● Task statement: Print out the entries below with no edits.

:: Material

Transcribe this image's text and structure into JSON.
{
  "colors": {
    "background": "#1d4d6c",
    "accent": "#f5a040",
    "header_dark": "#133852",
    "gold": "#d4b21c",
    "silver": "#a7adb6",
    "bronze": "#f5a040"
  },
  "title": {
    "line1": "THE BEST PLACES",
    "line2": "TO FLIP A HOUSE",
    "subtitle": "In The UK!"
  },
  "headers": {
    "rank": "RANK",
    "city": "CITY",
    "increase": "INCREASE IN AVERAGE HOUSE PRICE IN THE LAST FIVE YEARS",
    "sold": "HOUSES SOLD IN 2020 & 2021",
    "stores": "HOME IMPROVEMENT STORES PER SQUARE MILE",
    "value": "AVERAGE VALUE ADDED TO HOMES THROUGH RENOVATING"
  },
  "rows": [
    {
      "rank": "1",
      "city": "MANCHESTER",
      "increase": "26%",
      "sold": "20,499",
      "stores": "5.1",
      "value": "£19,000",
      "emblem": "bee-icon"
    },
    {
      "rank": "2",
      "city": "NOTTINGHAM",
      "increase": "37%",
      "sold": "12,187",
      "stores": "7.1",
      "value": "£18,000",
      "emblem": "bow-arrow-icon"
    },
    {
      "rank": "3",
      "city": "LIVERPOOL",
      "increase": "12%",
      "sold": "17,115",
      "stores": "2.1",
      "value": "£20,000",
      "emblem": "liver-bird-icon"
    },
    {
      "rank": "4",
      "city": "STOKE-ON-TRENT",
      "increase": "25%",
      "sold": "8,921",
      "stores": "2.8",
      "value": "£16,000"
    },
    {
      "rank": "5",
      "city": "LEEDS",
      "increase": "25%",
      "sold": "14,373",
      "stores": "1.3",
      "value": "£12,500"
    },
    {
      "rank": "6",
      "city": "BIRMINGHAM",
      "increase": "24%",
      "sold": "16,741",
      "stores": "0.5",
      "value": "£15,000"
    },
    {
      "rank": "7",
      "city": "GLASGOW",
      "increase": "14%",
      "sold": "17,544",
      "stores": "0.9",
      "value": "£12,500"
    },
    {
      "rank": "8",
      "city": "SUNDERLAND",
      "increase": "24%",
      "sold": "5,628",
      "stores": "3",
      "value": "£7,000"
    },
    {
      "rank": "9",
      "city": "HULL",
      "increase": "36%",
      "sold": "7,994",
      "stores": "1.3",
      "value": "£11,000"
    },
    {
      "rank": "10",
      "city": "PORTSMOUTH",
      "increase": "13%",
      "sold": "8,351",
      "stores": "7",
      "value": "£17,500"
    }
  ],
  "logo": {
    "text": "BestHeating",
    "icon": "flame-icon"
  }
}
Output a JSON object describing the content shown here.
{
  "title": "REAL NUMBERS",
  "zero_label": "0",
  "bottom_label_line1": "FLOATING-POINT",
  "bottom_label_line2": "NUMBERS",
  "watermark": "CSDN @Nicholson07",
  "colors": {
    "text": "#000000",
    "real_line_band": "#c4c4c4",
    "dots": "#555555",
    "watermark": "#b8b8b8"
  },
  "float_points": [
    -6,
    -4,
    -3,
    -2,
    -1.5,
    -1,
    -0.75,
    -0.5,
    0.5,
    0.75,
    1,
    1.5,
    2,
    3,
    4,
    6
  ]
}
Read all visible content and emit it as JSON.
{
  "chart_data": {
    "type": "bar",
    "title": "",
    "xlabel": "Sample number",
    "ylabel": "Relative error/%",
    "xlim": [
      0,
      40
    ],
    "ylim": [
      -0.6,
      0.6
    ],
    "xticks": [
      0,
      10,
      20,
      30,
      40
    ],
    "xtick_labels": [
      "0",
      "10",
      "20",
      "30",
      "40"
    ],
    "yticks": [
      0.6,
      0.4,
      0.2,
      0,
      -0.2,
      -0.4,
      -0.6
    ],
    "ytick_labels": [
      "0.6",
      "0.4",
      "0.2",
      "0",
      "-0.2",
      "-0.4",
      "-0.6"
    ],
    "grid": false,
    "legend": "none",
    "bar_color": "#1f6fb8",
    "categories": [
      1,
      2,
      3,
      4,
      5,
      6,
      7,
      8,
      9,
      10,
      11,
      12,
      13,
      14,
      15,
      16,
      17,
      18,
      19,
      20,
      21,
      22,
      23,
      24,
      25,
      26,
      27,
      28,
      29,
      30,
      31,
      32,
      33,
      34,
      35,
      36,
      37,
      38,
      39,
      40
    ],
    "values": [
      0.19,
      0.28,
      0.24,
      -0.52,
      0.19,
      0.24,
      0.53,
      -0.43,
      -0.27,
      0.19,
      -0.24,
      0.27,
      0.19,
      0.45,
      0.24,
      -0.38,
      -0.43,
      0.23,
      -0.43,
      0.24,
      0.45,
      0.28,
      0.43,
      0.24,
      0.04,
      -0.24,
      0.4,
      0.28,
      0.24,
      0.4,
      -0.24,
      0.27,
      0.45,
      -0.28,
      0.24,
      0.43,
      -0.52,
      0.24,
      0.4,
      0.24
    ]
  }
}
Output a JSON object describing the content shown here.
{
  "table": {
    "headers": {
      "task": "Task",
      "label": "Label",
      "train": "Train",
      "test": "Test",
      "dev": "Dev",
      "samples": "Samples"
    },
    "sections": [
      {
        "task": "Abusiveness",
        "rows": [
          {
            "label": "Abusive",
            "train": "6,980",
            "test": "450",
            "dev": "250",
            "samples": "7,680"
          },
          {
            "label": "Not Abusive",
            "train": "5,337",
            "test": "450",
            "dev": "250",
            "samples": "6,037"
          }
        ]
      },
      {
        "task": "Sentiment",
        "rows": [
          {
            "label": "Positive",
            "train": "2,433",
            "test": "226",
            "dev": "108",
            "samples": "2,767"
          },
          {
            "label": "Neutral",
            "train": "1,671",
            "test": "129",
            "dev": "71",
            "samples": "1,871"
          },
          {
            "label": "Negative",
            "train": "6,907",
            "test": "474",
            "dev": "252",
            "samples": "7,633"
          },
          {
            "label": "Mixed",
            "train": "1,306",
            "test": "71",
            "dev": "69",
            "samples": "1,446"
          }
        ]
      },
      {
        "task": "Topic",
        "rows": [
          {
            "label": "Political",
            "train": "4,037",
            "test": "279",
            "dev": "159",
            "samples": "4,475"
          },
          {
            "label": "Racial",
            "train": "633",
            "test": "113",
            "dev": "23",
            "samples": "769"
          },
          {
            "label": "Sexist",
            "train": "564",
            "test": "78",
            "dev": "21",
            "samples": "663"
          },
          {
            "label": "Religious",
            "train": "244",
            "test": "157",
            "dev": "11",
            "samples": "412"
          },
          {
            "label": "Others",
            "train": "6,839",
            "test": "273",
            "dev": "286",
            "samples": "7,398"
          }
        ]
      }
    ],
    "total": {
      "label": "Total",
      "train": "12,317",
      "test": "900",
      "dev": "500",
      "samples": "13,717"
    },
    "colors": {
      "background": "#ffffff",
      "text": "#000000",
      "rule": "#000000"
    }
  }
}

::::

● Result below:
Transcribe this image's text and structure into JSON.
{
  "colors": {
    "background": "#1d4d6c",
    "accent": "#f5a040",
    "header_dark": "#133852",
    "gold": "#d4b21c",
    "silver": "#a7adb6",
    "bronze": "#f5a040"
  },
  "title": {
    "line1": "THE BEST PLACES",
    "line2": "TO FLIP A HOUSE",
    "subtitle": "In The UK!"
  },
  "headers": {
    "rank": "RANK",
    "city": "CITY",
    "increase": "INCREASE IN AVERAGE HOUSE PRICE IN THE LAST FIVE YEARS",
    "sold": "HOUSES SOLD IN 2020 & 2021",
    "stores": "HOME IMPROVEMENT STORES PER SQUARE MILE",
    "value": "AVERAGE VALUE ADDED TO HOMES THROUGH RENOVATING"
  },
  "rows": [
    {
      "rank": "1",
      "city": "MANCHESTER",
      "increase": "26%",
      "sold": "20,499",
      "stores": "5.1",
      "value": "£19,000",
      "emblem": "bee-icon"
    },
    {
      "rank": "2",
      "city": "NOTTINGHAM",
      "increase": "37%",
      "sold": "12,187",
      "stores": "7.1",
      "value": "£18,000",
      "emblem": "bow-arrow-icon"
    },
    {
      "rank": "3",
      "city": "LIVERPOOL",
      "increase": "12%",
      "sold": "17,115",
      "stores": "2.1",
      "value": "£20,000",
      "emblem": "liver-bird-icon"
    },
    {
      "rank": "4",
      "city": "STOKE-ON-TRENT",
      "increase": "25%",
      "sold": "8,921",
      "stores": "2.8",
      "value": "£16,000"
    },
    {
      "rank": "5",
      "city": "LEEDS",
      "increase": "25%",
      "sold": "14,373",
      "stores": "1.3",
      "value": "£12,500"
    },
    {
      "rank": "6",
      "city": "BIRMINGHAM",
      "increase": "24%",
      "sold": "16,741",
      "stores": "0.5",
      "value": "£15,000"
    },
    {
      "rank": "7",
      "city": "GLASGOW",
      "increase": "14%",
      "sold": "17,544",
      "stores": "0.9",
      "value": "£12,500"
    },
    {
      "rank": "8",
      "city": "SUNDERLAND",
      "increase": "24%",
      "sold": "5,628",
      "stores": "3",
      "value": "£7,000"
    },
    {
      "rank": "9",
      "city": "HULL",
      "increase": "36%",
      "sold": "7,994",
      "stores": "1.3",
      "value": "£11,000"
    },
    {
      "rank": "10",
      "city": "PORTSMOUTH",
      "increase": "13%",
      "sold": "8,351",
      "stores": "7",
      "value": "£17,500"
    }
  ],
  "logo": {
    "text": "BestHeating",
    "icon": "flame-icon"
  }
}
Output a JSON object describing the content shown here.
{
  "title": "REAL NUMBERS",
  "zero_label": "0",
  "bottom_label_line1": "FLOATING-POINT",
  "bottom_label_line2": "NUMBERS",
  "watermark": "CSDN @Nicholson07",
  "colors": {
    "text": "#000000",
    "real_line_band": "#c4c4c4",
    "dots": "#555555",
    "watermark": "#b8b8b8"
  },
  "float_points": [
    -6,
    -4,
    -3,
    -2,
    -1.5,
    -1,
    -0.75,
    -0.5,
    0.5,
    0.75,
    1,
    1.5,
    2,
    3,
    4,
    6
  ]
}
Read all visible content and emit it as JSON.
{
  "chart_data": {
    "type": "bar",
    "title": "",
    "xlabel": "Sample number",
    "ylabel": "Relative error/%",
    "xlim": [
      0,
      40
    ],
    "ylim": [
      -0.6,
      0.6
    ],
    "xticks": [
      0,
      10,
      20,
      30,
      40
    ],
    "xtick_labels": [
      "0",
      "10",
      "20",
      "30",
      "40"
    ],
    "yticks": [
      0.6,
      0.4,
      0.2,
      0,
      -0.2,
      -0.4,
      -0.6
    ],
    "ytick_labels": [
      "0.6",
      "0.4",
      "0.2",
      "0",
      "-0.2",
      "-0.4",
      "-0.6"
    ],
    "grid": false,
    "legend": "none",
    "bar_color": "#1f6fb8",
    "categories": [
      1,
      2,
      3,
      4,
      5,
      6,
      7,
      8,
      9,
      10,
      11,
      12,
      13,
      14,
      15,
      16,
      17,
      18,
      19,
      20,
      21,
      22,
      23,
      24,
      25,
      26,
      27,
      28,
      29,
      30,
      31,
      32,
      33,
      34,
      35,
      36,
      37,
      38,
      39,
      40
    ],
    "values": [
      0.19,
      0.28,
      0.24,
      -0.52,
      0.19,
      0.24,
      0.53,
      -0.43,
      -0.27,
      0.19,
      -0.24,
      0.27,
      0.19,
      0.45,
      0.24,
      -0.38,
      -0.43,
      0.23,
      -0.43,
      0.24,
      0.45,
      0.28,
      0.43,
      0.24,
      0.04,
      -0.24,
      0.4,
      0.28,
      0.24,
      0.4,
      -0.24,
      0.27,
      0.45,
      -0.28,
      0.24,
      0.43,
      -0.52,
      0.24,
      0.4,
      0.24
    ]
  }
}
Output a JSON object describing the content shown here.
{
  "table": {
    "headers": {
      "task": "Task",
      "label": "Label",
      "train": "Train",
      "test": "Test",
      "dev": "Dev",
      "samples": "Samples"
    },
    "sections": [
      {
        "task": "Abusiveness",
        "rows": [
          {
            "label": "Abusive",
            "train": "6,980",
            "test": "450",
            "dev": "250",
            "samples": "7,680"
          },
          {
            "label": "Not Abusive",
            "train": "5,337",
            "test": "450",
            "dev": "250",
            "samples": "6,037"
          }
        ]
      },
      {
        "task": "Sentiment",
        "rows": [
          {
            "label": "Positive",
            "train": "2,433",
            "test": "226",
            "dev": "108",
            "samples": "2,767"
          },
          {
            "label": "Neutral",
            "train": "1,671",
            "test": "129",
            "dev": "71",
            "samples": "1,871"
          },
          {
            "label": "Negative",
            "train": "6,907",
            "test": "474",
            "dev": "252",
            "samples": "7,633"
          },
          {
            "label": "Mixed",
            "train": "1,306",
            "test": "71",
            "dev": "69",
            "samples": "1,446"
          }
        ]
      },
      {
        "task": "Topic",
        "rows": [
          {
            "label": "Political",
            "train": "4,037",
            "test": "279",
            "dev": "159",
            "samples": "4,475"
          },
          {
            "label": "Racial",
            "train": "633",
            "test": "113",
            "dev": "23",
            "samples": "769"
          },
          {
            "label": "Sexist",
            "train": "564",
            "test": "78",
            "dev": "21",
            "samples": "663"
          },
          {
            "label": "Religious",
            "train": "244",
            "test": "157",
            "dev": "11",
            "samples": "412"
          },
          {
            "label": "Others",
            "train": "6,839",
            "test": "273",
            "dev": "286",
            "samples": "7,398"
          }
        ]
      }
    ],
    "total": {
      "label": "Total",
      "train": "12,317",
      "test": "900",
      "dev": "500",
      "samples": "13,717"
    },
    "colors": {
      "background": "#ffffff",
      "text": "#000000",
      "rule": "#000000"
    }
  }
}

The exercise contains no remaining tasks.